%%

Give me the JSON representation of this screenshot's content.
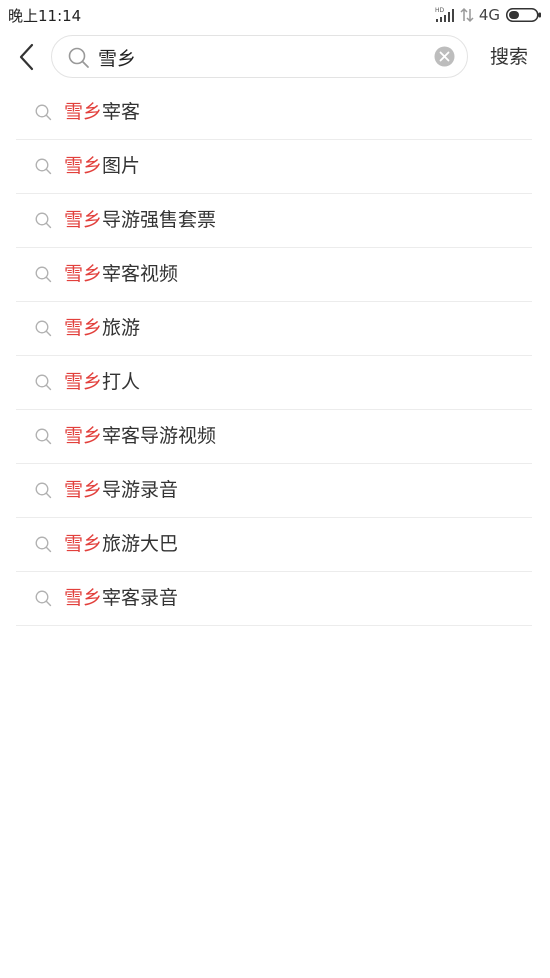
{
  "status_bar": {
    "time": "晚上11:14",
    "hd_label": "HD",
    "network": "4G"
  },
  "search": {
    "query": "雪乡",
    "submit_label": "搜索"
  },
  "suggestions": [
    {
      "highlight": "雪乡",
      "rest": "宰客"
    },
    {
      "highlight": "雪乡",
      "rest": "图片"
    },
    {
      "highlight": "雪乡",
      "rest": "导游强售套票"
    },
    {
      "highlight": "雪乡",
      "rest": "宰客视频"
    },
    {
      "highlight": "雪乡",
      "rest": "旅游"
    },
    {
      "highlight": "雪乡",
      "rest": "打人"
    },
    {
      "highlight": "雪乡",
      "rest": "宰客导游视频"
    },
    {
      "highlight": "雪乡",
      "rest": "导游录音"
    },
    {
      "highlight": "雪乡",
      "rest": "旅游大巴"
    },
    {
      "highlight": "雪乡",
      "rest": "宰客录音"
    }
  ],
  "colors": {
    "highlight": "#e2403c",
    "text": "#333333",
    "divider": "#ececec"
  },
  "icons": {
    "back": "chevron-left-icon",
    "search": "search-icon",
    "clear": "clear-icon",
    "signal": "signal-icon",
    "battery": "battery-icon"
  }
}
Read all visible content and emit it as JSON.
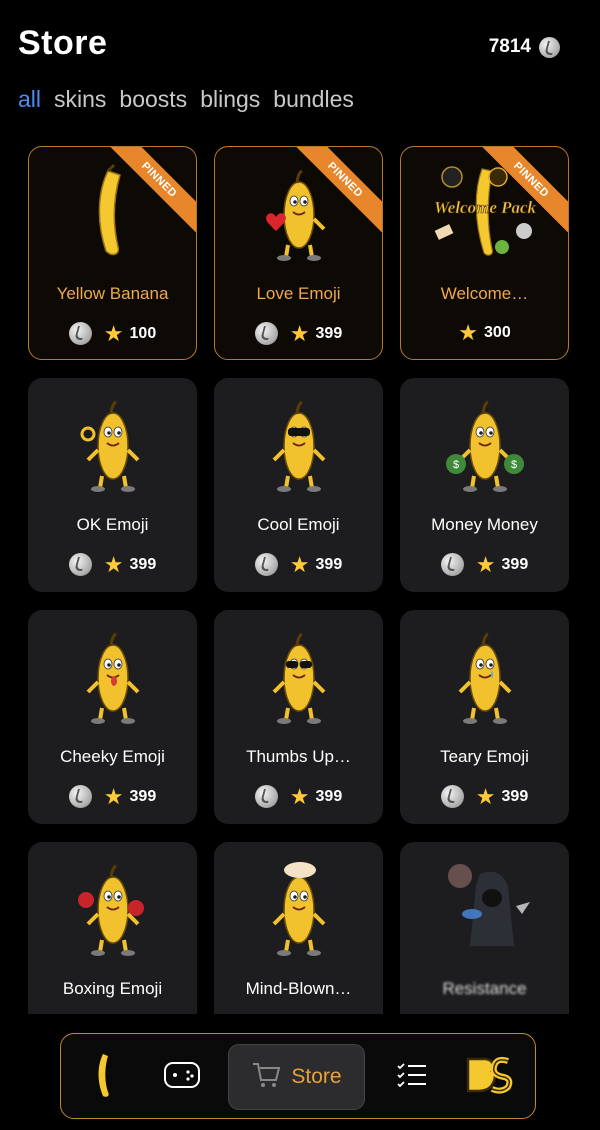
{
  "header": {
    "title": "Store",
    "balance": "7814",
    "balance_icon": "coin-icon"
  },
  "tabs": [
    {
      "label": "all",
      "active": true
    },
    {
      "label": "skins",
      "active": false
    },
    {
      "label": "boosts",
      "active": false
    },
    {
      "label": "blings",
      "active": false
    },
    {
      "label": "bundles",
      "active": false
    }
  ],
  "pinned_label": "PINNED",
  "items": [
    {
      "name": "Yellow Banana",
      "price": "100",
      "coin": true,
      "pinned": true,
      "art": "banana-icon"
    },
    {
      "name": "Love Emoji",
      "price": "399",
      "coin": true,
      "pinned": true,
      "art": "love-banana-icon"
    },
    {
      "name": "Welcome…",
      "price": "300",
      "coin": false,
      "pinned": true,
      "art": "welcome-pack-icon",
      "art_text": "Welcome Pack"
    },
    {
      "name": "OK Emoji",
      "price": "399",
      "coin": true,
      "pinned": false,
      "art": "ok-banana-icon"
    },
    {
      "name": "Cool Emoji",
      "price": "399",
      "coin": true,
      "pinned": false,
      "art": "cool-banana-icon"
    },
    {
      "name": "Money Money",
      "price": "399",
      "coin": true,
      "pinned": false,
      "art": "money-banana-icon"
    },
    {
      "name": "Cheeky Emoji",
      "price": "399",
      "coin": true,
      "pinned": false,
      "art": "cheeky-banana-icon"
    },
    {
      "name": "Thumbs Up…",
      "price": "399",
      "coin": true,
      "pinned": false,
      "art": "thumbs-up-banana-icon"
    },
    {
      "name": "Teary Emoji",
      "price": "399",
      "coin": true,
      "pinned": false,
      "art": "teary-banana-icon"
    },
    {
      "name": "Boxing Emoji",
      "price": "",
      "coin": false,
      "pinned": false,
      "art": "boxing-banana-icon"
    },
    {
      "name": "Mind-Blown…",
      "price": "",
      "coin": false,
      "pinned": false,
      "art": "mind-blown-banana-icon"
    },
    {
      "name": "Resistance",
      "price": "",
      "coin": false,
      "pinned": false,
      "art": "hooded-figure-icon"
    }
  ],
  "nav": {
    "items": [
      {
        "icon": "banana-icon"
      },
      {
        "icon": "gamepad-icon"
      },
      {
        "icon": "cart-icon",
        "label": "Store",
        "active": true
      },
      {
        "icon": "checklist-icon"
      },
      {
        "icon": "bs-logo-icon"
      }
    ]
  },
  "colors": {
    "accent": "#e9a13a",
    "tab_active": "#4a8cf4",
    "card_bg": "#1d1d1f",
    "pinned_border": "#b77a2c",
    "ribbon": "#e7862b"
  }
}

%%

The problem: Set down all the data again exactly as above, pictures excluded.

Reply:
Give me the JSON representation of this screenshot's content.
{
  "status_bar": {
    "time": "晚上11:14",
    "hd_label": "HD",
    "network": "4G"
  },
  "search": {
    "query": "雪乡",
    "submit_label": "搜索"
  },
  "suggestions": [
    {
      "highlight": "雪乡",
      "rest": "宰客"
    },
    {
      "highlight": "雪乡",
      "rest": "图片"
    },
    {
      "highlight": "雪乡",
      "rest": "导游强售套票"
    },
    {
      "highlight": "雪乡",
      "rest": "宰客视频"
    },
    {
      "highlight": "雪乡",
      "rest": "旅游"
    },
    {
      "highlight": "雪乡",
      "rest": "打人"
    },
    {
      "highlight": "雪乡",
      "rest": "宰客导游视频"
    },
    {
      "highlight": "雪乡",
      "rest": "导游录音"
    },
    {
      "highlight": "雪乡",
      "rest": "旅游大巴"
    },
    {
      "highlight": "雪乡",
      "rest": "宰客录音"
    }
  ],
  "colors": {
    "highlight": "#e2403c",
    "text": "#333333",
    "divider": "#ececec"
  },
  "icons": {
    "back": "chevron-left-icon",
    "search": "search-icon",
    "clear": "clear-icon",
    "signal": "signal-icon",
    "battery": "battery-icon"
  }
}
Read all visible content and emit it as JSON.
{
  "header": {
    "title": "Store",
    "balance": "7814",
    "balance_icon": "coin-icon"
  },
  "tabs": [
    {
      "label": "all",
      "active": true
    },
    {
      "label": "skins",
      "active": false
    },
    {
      "label": "boosts",
      "active": false
    },
    {
      "label": "blings",
      "active": false
    },
    {
      "label": "bundles",
      "active": false
    }
  ],
  "pinned_label": "PINNED",
  "items": [
    {
      "name": "Yellow Banana",
      "price": "100",
      "coin": true,
      "pinned": true,
      "art": "banana-icon"
    },
    {
      "name": "Love Emoji",
      "price": "399",
      "coin": true,
      "pinned": true,
      "art": "love-banana-icon"
    },
    {
      "name": "Welcome…",
      "price": "300",
      "coin": false,
      "pinned": true,
      "art": "welcome-pack-icon",
      "art_text": "Welcome Pack"
    },
    {
      "name": "OK Emoji",
      "price": "399",
      "coin": true,
      "pinned": false,
      "art": "ok-banana-icon"
    },
    {
      "name": "Cool Emoji",
      "price": "399",
      "coin": true,
      "pinned": false,
      "art": "cool-banana-icon"
    },
    {
      "name": "Money Money",
      "price": "399",
      "coin": true,
      "pinned": false,
      "art": "money-banana-icon"
    },
    {
      "name": "Cheeky Emoji",
      "price": "399",
      "coin": true,
      "pinned": false,
      "art": "cheeky-banana-icon"
    },
    {
      "name": "Thumbs Up…",
      "price": "399",
      "coin": true,
      "pinned": false,
      "art": "thumbs-up-banana-icon"
    },
    {
      "name": "Teary Emoji",
      "price": "399",
      "coin": true,
      "pinned": false,
      "art": "teary-banana-icon"
    },
    {
      "name": "Boxing Emoji",
      "price": "",
      "coin": false,
      "pinned": false,
      "art": "boxing-banana-icon"
    },
    {
      "name": "Mind-Blown…",
      "price": "",
      "coin": false,
      "pinned": false,
      "art": "mind-blown-banana-icon"
    },
    {
      "name": "Resistance",
      "price": "",
      "coin": false,
      "pinned": false,
      "art": "hooded-figure-icon"
    }
  ],
  "nav": {
    "items": [
      {
        "icon": "banana-icon"
      },
      {
        "icon": "gamepad-icon"
      },
      {
        "icon": "cart-icon",
        "label": "Store",
        "active": true
      },
      {
        "icon": "checklist-icon"
      },
      {
        "icon": "bs-logo-icon"
      }
    ]
  },
  "colors": {
    "accent": "#e9a13a",
    "tab_active": "#4a8cf4",
    "card_bg": "#1d1d1f",
    "pinned_border": "#b77a2c",
    "ribbon": "#e7862b"
  }
}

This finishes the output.